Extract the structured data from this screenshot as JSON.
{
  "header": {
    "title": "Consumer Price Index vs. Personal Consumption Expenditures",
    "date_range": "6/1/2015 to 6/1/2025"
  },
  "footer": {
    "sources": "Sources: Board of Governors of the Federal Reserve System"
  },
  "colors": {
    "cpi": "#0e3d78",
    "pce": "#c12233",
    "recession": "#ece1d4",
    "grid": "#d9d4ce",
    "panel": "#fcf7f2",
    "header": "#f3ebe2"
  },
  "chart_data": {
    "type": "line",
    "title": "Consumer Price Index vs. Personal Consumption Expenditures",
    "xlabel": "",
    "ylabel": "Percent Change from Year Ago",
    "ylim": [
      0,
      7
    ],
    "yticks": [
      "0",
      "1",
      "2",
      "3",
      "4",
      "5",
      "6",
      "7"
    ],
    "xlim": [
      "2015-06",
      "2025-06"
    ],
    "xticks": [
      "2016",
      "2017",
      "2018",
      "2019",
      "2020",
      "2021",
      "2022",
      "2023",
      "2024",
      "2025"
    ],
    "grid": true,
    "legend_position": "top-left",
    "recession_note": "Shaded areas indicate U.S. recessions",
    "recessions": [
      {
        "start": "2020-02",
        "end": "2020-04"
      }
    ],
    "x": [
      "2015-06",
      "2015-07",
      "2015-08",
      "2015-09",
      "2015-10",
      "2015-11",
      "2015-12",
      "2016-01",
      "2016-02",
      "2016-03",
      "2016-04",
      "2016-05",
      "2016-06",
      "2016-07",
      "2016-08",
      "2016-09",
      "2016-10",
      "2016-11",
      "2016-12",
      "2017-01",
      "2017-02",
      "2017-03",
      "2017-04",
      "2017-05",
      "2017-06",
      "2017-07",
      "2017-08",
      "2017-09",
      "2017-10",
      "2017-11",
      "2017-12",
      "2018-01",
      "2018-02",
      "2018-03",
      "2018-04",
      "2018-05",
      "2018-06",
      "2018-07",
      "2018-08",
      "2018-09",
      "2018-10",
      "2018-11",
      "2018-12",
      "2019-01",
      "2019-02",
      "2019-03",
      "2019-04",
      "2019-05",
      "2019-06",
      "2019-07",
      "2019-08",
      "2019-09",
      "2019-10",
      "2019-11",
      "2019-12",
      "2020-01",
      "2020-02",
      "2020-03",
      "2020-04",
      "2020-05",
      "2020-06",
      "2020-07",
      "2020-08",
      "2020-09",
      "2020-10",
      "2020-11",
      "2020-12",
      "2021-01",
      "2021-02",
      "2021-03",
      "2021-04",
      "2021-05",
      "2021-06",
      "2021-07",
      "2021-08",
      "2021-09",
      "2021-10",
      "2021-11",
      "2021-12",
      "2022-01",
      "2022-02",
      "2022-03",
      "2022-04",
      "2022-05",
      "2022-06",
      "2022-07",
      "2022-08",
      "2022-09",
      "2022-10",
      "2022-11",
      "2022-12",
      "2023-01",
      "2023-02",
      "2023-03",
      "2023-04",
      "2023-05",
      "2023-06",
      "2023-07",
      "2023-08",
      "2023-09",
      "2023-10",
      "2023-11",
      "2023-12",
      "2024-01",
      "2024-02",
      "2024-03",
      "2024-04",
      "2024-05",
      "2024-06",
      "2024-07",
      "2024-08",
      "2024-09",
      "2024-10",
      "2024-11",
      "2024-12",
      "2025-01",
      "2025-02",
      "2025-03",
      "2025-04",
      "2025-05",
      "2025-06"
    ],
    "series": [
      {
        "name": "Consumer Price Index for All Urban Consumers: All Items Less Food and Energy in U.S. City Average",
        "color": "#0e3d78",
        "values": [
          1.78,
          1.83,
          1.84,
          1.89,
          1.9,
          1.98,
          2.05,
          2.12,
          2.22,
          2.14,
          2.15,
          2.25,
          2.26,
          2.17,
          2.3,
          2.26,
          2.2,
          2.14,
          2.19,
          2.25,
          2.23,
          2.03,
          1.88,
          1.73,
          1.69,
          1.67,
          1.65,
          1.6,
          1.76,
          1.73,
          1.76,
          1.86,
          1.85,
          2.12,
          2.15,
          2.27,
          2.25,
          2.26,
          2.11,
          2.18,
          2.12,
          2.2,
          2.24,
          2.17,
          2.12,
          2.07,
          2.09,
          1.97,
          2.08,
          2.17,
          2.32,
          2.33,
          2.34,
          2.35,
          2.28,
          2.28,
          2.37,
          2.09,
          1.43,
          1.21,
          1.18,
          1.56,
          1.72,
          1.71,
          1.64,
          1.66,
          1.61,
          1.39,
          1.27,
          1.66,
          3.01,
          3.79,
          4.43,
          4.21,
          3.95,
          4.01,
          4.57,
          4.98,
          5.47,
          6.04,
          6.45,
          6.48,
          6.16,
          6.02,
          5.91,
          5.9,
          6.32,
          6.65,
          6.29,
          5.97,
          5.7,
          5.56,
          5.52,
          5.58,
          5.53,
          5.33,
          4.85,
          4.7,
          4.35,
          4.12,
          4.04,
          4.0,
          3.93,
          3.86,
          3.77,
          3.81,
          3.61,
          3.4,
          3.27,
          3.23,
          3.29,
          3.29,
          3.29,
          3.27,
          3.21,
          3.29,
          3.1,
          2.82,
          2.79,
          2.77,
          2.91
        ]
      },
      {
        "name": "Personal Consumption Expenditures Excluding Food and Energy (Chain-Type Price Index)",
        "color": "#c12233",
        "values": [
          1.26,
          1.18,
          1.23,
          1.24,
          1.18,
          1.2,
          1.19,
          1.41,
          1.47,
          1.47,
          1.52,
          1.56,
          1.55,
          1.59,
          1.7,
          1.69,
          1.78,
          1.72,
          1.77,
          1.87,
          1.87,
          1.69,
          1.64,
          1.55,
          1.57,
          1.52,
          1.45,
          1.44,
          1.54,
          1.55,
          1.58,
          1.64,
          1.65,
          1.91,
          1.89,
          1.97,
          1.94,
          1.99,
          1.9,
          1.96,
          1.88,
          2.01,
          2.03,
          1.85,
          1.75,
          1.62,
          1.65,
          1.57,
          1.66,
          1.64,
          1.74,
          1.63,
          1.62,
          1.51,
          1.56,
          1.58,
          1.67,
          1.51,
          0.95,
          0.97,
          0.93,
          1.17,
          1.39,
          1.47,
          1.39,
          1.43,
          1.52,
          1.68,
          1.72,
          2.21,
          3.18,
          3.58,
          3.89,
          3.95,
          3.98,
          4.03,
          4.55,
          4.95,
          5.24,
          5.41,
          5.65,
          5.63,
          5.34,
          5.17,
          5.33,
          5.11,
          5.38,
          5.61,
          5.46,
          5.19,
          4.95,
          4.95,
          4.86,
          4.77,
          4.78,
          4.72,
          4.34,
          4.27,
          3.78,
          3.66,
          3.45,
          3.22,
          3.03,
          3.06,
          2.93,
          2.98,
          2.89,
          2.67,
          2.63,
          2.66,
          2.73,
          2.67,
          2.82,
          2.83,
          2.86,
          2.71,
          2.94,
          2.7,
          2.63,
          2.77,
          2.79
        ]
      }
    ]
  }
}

Required task
Copy out the whole listing exactly as written.

Exercise output
Extract the structured data from this screenshot as JSON.
{
  "header": {
    "title": "Consumer Price Index vs. Personal Consumption Expenditures",
    "date_range": "6/1/2015 to 6/1/2025"
  },
  "footer": {
    "sources": "Sources: Board of Governors of the Federal Reserve System"
  },
  "colors": {
    "cpi": "#0e3d78",
    "pce": "#c12233",
    "recession": "#ece1d4",
    "grid": "#d9d4ce",
    "panel": "#fcf7f2",
    "header": "#f3ebe2"
  },
  "chart_data": {
    "type": "line",
    "title": "Consumer Price Index vs. Personal Consumption Expenditures",
    "xlabel": "",
    "ylabel": "Percent Change from Year Ago",
    "ylim": [
      0,
      7
    ],
    "yticks": [
      "0",
      "1",
      "2",
      "3",
      "4",
      "5",
      "6",
      "7"
    ],
    "xlim": [
      "2015-06",
      "2025-06"
    ],
    "xticks": [
      "2016",
      "2017",
      "2018",
      "2019",
      "2020",
      "2021",
      "2022",
      "2023",
      "2024",
      "2025"
    ],
    "grid": true,
    "legend_position": "top-left",
    "recession_note": "Shaded areas indicate U.S. recessions",
    "recessions": [
      {
        "start": "2020-02",
        "end": "2020-04"
      }
    ],
    "x": [
      "2015-06",
      "2015-07",
      "2015-08",
      "2015-09",
      "2015-10",
      "2015-11",
      "2015-12",
      "2016-01",
      "2016-02",
      "2016-03",
      "2016-04",
      "2016-05",
      "2016-06",
      "2016-07",
      "2016-08",
      "2016-09",
      "2016-10",
      "2016-11",
      "2016-12",
      "2017-01",
      "2017-02",
      "2017-03",
      "2017-04",
      "2017-05",
      "2017-06",
      "2017-07",
      "2017-08",
      "2017-09",
      "2017-10",
      "2017-11",
      "2017-12",
      "2018-01",
      "2018-02",
      "2018-03",
      "2018-04",
      "2018-05",
      "2018-06",
      "2018-07",
      "2018-08",
      "2018-09",
      "2018-10",
      "2018-11",
      "2018-12",
      "2019-01",
      "2019-02",
      "2019-03",
      "2019-04",
      "2019-05",
      "2019-06",
      "2019-07",
      "2019-08",
      "2019-09",
      "2019-10",
      "2019-11",
      "2019-12",
      "2020-01",
      "2020-02",
      "2020-03",
      "2020-04",
      "2020-05",
      "2020-06",
      "2020-07",
      "2020-08",
      "2020-09",
      "2020-10",
      "2020-11",
      "2020-12",
      "2021-01",
      "2021-02",
      "2021-03",
      "2021-04",
      "2021-05",
      "2021-06",
      "2021-07",
      "2021-08",
      "2021-09",
      "2021-10",
      "2021-11",
      "2021-12",
      "2022-01",
      "2022-02",
      "2022-03",
      "2022-04",
      "2022-05",
      "2022-06",
      "2022-07",
      "2022-08",
      "2022-09",
      "2022-10",
      "2022-11",
      "2022-12",
      "2023-01",
      "2023-02",
      "2023-03",
      "2023-04",
      "2023-05",
      "2023-06",
      "2023-07",
      "2023-08",
      "2023-09",
      "2023-10",
      "2023-11",
      "2023-12",
      "2024-01",
      "2024-02",
      "2024-03",
      "2024-04",
      "2024-05",
      "2024-06",
      "2024-07",
      "2024-08",
      "2024-09",
      "2024-10",
      "2024-11",
      "2024-12",
      "2025-01",
      "2025-02",
      "2025-03",
      "2025-04",
      "2025-05",
      "2025-06"
    ],
    "series": [
      {
        "name": "Consumer Price Index for All Urban Consumers: All Items Less Food and Energy in U.S. City Average",
        "color": "#0e3d78",
        "values": [
          1.78,
          1.83,
          1.84,
          1.89,
          1.9,
          1.98,
          2.05,
          2.12,
          2.22,
          2.14,
          2.15,
          2.25,
          2.26,
          2.17,
          2.3,
          2.26,
          2.2,
          2.14,
          2.19,
          2.25,
          2.23,
          2.03,
          1.88,
          1.73,
          1.69,
          1.67,
          1.65,
          1.6,
          1.76,
          1.73,
          1.76,
          1.86,
          1.85,
          2.12,
          2.15,
          2.27,
          2.25,
          2.26,
          2.11,
          2.18,
          2.12,
          2.2,
          2.24,
          2.17,
          2.12,
          2.07,
          2.09,
          1.97,
          2.08,
          2.17,
          2.32,
          2.33,
          2.34,
          2.35,
          2.28,
          2.28,
          2.37,
          2.09,
          1.43,
          1.21,
          1.18,
          1.56,
          1.72,
          1.71,
          1.64,
          1.66,
          1.61,
          1.39,
          1.27,
          1.66,
          3.01,
          3.79,
          4.43,
          4.21,
          3.95,
          4.01,
          4.57,
          4.98,
          5.47,
          6.04,
          6.45,
          6.48,
          6.16,
          6.02,
          5.91,
          5.9,
          6.32,
          6.65,
          6.29,
          5.97,
          5.7,
          5.56,
          5.52,
          5.58,
          5.53,
          5.33,
          4.85,
          4.7,
          4.35,
          4.12,
          4.04,
          4.0,
          3.93,
          3.86,
          3.77,
          3.81,
          3.61,
          3.4,
          3.27,
          3.23,
          3.29,
          3.29,
          3.29,
          3.27,
          3.21,
          3.29,
          3.1,
          2.82,
          2.79,
          2.77,
          2.91
        ]
      },
      {
        "name": "Personal Consumption Expenditures Excluding Food and Energy (Chain-Type Price Index)",
        "color": "#c12233",
        "values": [
          1.26,
          1.18,
          1.23,
          1.24,
          1.18,
          1.2,
          1.19,
          1.41,
          1.47,
          1.47,
          1.52,
          1.56,
          1.55,
          1.59,
          1.7,
          1.69,
          1.78,
          1.72,
          1.77,
          1.87,
          1.87,
          1.69,
          1.64,
          1.55,
          1.57,
          1.52,
          1.45,
          1.44,
          1.54,
          1.55,
          1.58,
          1.64,
          1.65,
          1.91,
          1.89,
          1.97,
          1.94,
          1.99,
          1.9,
          1.96,
          1.88,
          2.01,
          2.03,
          1.85,
          1.75,
          1.62,
          1.65,
          1.57,
          1.66,
          1.64,
          1.74,
          1.63,
          1.62,
          1.51,
          1.56,
          1.58,
          1.67,
          1.51,
          0.95,
          0.97,
          0.93,
          1.17,
          1.39,
          1.47,
          1.39,
          1.43,
          1.52,
          1.68,
          1.72,
          2.21,
          3.18,
          3.58,
          3.89,
          3.95,
          3.98,
          4.03,
          4.55,
          4.95,
          5.24,
          5.41,
          5.65,
          5.63,
          5.34,
          5.17,
          5.33,
          5.11,
          5.38,
          5.61,
          5.46,
          5.19,
          4.95,
          4.95,
          4.86,
          4.77,
          4.78,
          4.72,
          4.34,
          4.27,
          3.78,
          3.66,
          3.45,
          3.22,
          3.03,
          3.06,
          2.93,
          2.98,
          2.89,
          2.67,
          2.63,
          2.66,
          2.73,
          2.67,
          2.82,
          2.83,
          2.86,
          2.71,
          2.94,
          2.7,
          2.63,
          2.77,
          2.79
        ]
      }
    ]
  }
}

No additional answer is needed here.